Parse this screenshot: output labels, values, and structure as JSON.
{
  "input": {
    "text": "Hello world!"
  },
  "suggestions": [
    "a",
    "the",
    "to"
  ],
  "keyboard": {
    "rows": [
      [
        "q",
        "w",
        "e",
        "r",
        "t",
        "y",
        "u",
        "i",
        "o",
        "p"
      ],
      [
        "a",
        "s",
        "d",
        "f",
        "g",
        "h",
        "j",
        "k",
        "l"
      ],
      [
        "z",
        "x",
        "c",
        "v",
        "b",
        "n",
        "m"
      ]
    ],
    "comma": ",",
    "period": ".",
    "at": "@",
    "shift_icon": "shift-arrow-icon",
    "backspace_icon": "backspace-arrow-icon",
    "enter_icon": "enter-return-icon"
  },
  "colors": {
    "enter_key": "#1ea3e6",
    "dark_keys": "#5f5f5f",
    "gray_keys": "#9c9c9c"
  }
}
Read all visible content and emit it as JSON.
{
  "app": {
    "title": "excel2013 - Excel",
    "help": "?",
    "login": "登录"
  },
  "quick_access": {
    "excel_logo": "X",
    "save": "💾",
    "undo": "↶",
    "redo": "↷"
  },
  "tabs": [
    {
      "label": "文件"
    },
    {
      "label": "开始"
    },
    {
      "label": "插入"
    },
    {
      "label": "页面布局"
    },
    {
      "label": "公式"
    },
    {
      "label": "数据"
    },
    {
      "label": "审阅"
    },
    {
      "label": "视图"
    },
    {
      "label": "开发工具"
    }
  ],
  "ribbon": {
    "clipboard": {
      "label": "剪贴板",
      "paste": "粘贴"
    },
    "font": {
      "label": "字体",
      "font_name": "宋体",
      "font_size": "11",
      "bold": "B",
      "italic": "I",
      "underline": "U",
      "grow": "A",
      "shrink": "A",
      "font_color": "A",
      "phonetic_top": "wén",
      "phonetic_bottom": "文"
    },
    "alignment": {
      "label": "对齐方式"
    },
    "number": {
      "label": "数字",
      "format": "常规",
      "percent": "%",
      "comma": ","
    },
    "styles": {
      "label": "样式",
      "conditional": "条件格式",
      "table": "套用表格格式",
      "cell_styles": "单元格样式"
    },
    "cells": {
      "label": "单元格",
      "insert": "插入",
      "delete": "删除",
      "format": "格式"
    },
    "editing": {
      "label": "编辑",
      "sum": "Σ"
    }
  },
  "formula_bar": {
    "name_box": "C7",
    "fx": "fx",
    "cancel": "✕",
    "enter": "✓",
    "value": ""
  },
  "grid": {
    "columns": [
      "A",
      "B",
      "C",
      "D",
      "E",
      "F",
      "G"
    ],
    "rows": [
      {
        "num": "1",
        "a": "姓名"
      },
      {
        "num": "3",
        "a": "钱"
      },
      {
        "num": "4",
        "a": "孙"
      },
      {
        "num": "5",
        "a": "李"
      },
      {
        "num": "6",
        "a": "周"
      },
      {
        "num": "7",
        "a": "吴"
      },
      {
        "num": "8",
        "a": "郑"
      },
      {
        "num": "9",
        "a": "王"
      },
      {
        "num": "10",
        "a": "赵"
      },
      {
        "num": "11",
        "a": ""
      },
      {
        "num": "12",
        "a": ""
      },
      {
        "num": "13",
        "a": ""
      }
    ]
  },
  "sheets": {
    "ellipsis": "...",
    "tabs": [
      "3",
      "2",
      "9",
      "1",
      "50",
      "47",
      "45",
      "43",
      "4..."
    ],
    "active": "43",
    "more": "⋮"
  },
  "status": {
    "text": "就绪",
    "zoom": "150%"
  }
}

= = = =

● **Requirement**
Exact output of every entry is required.

● **Answer to this problem**
Parse this screenshot: output labels, values, and structure as JSON.
{
  "input": {
    "text": "Hello world!"
  },
  "suggestions": [
    "a",
    "the",
    "to"
  ],
  "keyboard": {
    "rows": [
      [
        "q",
        "w",
        "e",
        "r",
        "t",
        "y",
        "u",
        "i",
        "o",
        "p"
      ],
      [
        "a",
        "s",
        "d",
        "f",
        "g",
        "h",
        "j",
        "k",
        "l"
      ],
      [
        "z",
        "x",
        "c",
        "v",
        "b",
        "n",
        "m"
      ]
    ],
    "comma": ",",
    "period": ".",
    "at": "@",
    "shift_icon": "shift-arrow-icon",
    "backspace_icon": "backspace-arrow-icon",
    "enter_icon": "enter-return-icon"
  },
  "colors": {
    "enter_key": "#1ea3e6",
    "dark_keys": "#5f5f5f",
    "gray_keys": "#9c9c9c"
  }
}
Read all visible content and emit it as JSON.
{
  "app": {
    "title": "excel2013 - Excel",
    "help": "?",
    "login": "登录"
  },
  "quick_access": {
    "excel_logo": "X",
    "save": "💾",
    "undo": "↶",
    "redo": "↷"
  },
  "tabs": [
    {
      "label": "文件"
    },
    {
      "label": "开始"
    },
    {
      "label": "插入"
    },
    {
      "label": "页面布局"
    },
    {
      "label": "公式"
    },
    {
      "label": "数据"
    },
    {
      "label": "审阅"
    },
    {
      "label": "视图"
    },
    {
      "label": "开发工具"
    }
  ],
  "ribbon": {
    "clipboard": {
      "label": "剪贴板",
      "paste": "粘贴"
    },
    "font": {
      "label": "字体",
      "font_name": "宋体",
      "font_size": "11",
      "bold": "B",
      "italic": "I",
      "underline": "U",
      "grow": "A",
      "shrink": "A",
      "font_color": "A",
      "phonetic_top": "wén",
      "phonetic_bottom": "文"
    },
    "alignment": {
      "label": "对齐方式"
    },
    "number": {
      "label": "数字",
      "format": "常规",
      "percent": "%",
      "comma": ","
    },
    "styles": {
      "label": "样式",
      "conditional": "条件格式",
      "table": "套用表格格式",
      "cell_styles": "单元格样式"
    },
    "cells": {
      "label": "单元格",
      "insert": "插入",
      "delete": "删除",
      "format": "格式"
    },
    "editing": {
      "label": "编辑",
      "sum": "Σ"
    }
  },
  "formula_bar": {
    "name_box": "C7",
    "fx": "fx",
    "cancel": "✕",
    "enter": "✓",
    "value": ""
  },
  "grid": {
    "columns": [
      "A",
      "B",
      "C",
      "D",
      "E",
      "F",
      "G"
    ],
    "rows": [
      {
        "num": "1",
        "a": "姓名"
      },
      {
        "num": "3",
        "a": "钱"
      },
      {
        "num": "4",
        "a": "孙"
      },
      {
        "num": "5",
        "a": "李"
      },
      {
        "num": "6",
        "a": "周"
      },
      {
        "num": "7",
        "a": "吴"
      },
      {
        "num": "8",
        "a": "郑"
      },
      {
        "num": "9",
        "a": "王"
      },
      {
        "num": "10",
        "a": "赵"
      },
      {
        "num": "11",
        "a": ""
      },
      {
        "num": "12",
        "a": ""
      },
      {
        "num": "13",
        "a": ""
      }
    ]
  },
  "sheets": {
    "ellipsis": "...",
    "tabs": [
      "3",
      "2",
      "9",
      "1",
      "50",
      "47",
      "45",
      "43",
      "4..."
    ],
    "active": "43",
    "more": "⋮"
  },
  "status": {
    "text": "就绪",
    "zoom": "150%"
  }
}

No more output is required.